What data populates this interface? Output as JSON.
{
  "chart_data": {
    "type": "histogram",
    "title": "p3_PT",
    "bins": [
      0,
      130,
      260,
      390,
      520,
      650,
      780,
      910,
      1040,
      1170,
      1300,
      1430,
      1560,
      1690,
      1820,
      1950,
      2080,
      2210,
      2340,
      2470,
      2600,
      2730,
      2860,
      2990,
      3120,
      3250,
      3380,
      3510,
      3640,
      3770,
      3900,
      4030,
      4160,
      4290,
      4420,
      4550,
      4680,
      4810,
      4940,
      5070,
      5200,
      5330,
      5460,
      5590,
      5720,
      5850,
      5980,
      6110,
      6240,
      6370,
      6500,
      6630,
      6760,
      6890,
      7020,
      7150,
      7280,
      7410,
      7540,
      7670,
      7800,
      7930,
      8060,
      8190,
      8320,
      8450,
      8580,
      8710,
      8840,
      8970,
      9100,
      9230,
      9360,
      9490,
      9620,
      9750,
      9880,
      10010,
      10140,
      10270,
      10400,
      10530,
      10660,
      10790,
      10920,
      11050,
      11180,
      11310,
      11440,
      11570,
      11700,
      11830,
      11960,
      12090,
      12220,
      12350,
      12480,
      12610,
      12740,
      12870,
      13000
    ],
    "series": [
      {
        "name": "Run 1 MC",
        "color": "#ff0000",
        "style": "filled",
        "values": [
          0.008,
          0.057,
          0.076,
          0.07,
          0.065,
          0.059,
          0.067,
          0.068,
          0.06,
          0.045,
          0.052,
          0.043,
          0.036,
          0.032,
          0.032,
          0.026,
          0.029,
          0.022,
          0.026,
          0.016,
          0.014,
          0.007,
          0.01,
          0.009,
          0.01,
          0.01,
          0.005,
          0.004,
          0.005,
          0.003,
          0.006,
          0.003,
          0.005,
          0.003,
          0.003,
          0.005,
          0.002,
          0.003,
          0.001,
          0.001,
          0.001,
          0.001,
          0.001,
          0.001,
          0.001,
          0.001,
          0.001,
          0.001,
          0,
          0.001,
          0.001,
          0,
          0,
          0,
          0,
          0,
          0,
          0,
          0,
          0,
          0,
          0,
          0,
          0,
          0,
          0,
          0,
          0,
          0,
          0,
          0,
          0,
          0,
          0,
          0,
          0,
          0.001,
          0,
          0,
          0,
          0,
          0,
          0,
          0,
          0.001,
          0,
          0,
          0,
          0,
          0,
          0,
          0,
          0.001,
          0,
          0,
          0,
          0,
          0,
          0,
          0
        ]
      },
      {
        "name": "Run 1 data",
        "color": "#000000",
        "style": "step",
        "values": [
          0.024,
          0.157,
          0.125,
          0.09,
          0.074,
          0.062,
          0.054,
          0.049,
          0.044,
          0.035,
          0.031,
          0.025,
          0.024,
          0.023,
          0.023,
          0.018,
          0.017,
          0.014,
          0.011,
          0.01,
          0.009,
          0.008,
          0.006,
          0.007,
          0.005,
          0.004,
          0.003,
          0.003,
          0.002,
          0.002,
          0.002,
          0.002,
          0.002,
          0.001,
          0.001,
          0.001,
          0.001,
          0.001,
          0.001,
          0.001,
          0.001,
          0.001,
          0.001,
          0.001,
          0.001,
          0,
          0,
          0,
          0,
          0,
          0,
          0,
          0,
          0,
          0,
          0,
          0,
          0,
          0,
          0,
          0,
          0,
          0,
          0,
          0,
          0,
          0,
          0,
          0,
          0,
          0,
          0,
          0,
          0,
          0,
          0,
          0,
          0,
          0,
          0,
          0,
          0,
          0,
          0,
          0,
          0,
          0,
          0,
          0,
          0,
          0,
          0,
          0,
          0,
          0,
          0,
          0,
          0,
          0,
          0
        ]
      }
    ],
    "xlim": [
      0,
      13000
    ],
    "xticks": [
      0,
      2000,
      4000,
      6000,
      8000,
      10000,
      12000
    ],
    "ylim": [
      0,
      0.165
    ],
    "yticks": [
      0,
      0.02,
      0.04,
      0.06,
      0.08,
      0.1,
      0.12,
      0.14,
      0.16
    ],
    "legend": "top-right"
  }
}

# # # #

Make an exact copy of the records.

Exercise response =
What data populates this interface? Output as JSON.
{
  "chart_data": {
    "type": "histogram",
    "title": "p3_PT",
    "bins": [
      0,
      130,
      260,
      390,
      520,
      650,
      780,
      910,
      1040,
      1170,
      1300,
      1430,
      1560,
      1690,
      1820,
      1950,
      2080,
      2210,
      2340,
      2470,
      2600,
      2730,
      2860,
      2990,
      3120,
      3250,
      3380,
      3510,
      3640,
      3770,
      3900,
      4030,
      4160,
      4290,
      4420,
      4550,
      4680,
      4810,
      4940,
      5070,
      5200,
      5330,
      5460,
      5590,
      5720,
      5850,
      5980,
      6110,
      6240,
      6370,
      6500,
      6630,
      6760,
      6890,
      7020,
      7150,
      7280,
      7410,
      7540,
      7670,
      7800,
      7930,
      8060,
      8190,
      8320,
      8450,
      8580,
      8710,
      8840,
      8970,
      9100,
      9230,
      9360,
      9490,
      9620,
      9750,
      9880,
      10010,
      10140,
      10270,
      10400,
      10530,
      10660,
      10790,
      10920,
      11050,
      11180,
      11310,
      11440,
      11570,
      11700,
      11830,
      11960,
      12090,
      12220,
      12350,
      12480,
      12610,
      12740,
      12870,
      13000
    ],
    "series": [
      {
        "name": "Run 1 MC",
        "color": "#ff0000",
        "style": "filled",
        "values": [
          0.008,
          0.057,
          0.076,
          0.07,
          0.065,
          0.059,
          0.067,
          0.068,
          0.06,
          0.045,
          0.052,
          0.043,
          0.036,
          0.032,
          0.032,
          0.026,
          0.029,
          0.022,
          0.026,
          0.016,
          0.014,
          0.007,
          0.01,
          0.009,
          0.01,
          0.01,
          0.005,
          0.004,
          0.005,
          0.003,
          0.006,
          0.003,
          0.005,
          0.003,
          0.003,
          0.005,
          0.002,
          0.003,
          0.001,
          0.001,
          0.001,
          0.001,
          0.001,
          0.001,
          0.001,
          0.001,
          0.001,
          0.001,
          0,
          0.001,
          0.001,
          0,
          0,
          0,
          0,
          0,
          0,
          0,
          0,
          0,
          0,
          0,
          0,
          0,
          0,
          0,
          0,
          0,
          0,
          0,
          0,
          0,
          0,
          0,
          0,
          0,
          0.001,
          0,
          0,
          0,
          0,
          0,
          0,
          0,
          0.001,
          0,
          0,
          0,
          0,
          0,
          0,
          0,
          0.001,
          0,
          0,
          0,
          0,
          0,
          0,
          0
        ]
      },
      {
        "name": "Run 1 data",
        "color": "#000000",
        "style": "step",
        "values": [
          0.024,
          0.157,
          0.125,
          0.09,
          0.074,
          0.062,
          0.054,
          0.049,
          0.044,
          0.035,
          0.031,
          0.025,
          0.024,
          0.023,
          0.023,
          0.018,
          0.017,
          0.014,
          0.011,
          0.01,
          0.009,
          0.008,
          0.006,
          0.007,
          0.005,
          0.004,
          0.003,
          0.003,
          0.002,
          0.002,
          0.002,
          0.002,
          0.002,
          0.001,
          0.001,
          0.001,
          0.001,
          0.001,
          0.001,
          0.001,
          0.001,
          0.001,
          0.001,
          0.001,
          0.001,
          0,
          0,
          0,
          0,
          0,
          0,
          0,
          0,
          0,
          0,
          0,
          0,
          0,
          0,
          0,
          0,
          0,
          0,
          0,
          0,
          0,
          0,
          0,
          0,
          0,
          0,
          0,
          0,
          0,
          0,
          0,
          0,
          0,
          0,
          0,
          0,
          0,
          0,
          0,
          0,
          0,
          0,
          0,
          0,
          0,
          0,
          0,
          0,
          0,
          0,
          0,
          0,
          0,
          0,
          0
        ]
      }
    ],
    "xlim": [
      0,
      13000
    ],
    "xticks": [
      0,
      2000,
      4000,
      6000,
      8000,
      10000,
      12000
    ],
    "ylim": [
      0,
      0.165
    ],
    "yticks": [
      0,
      0.02,
      0.04,
      0.06,
      0.08,
      0.1,
      0.12,
      0.14,
      0.16
    ],
    "legend": "top-right"
  }
}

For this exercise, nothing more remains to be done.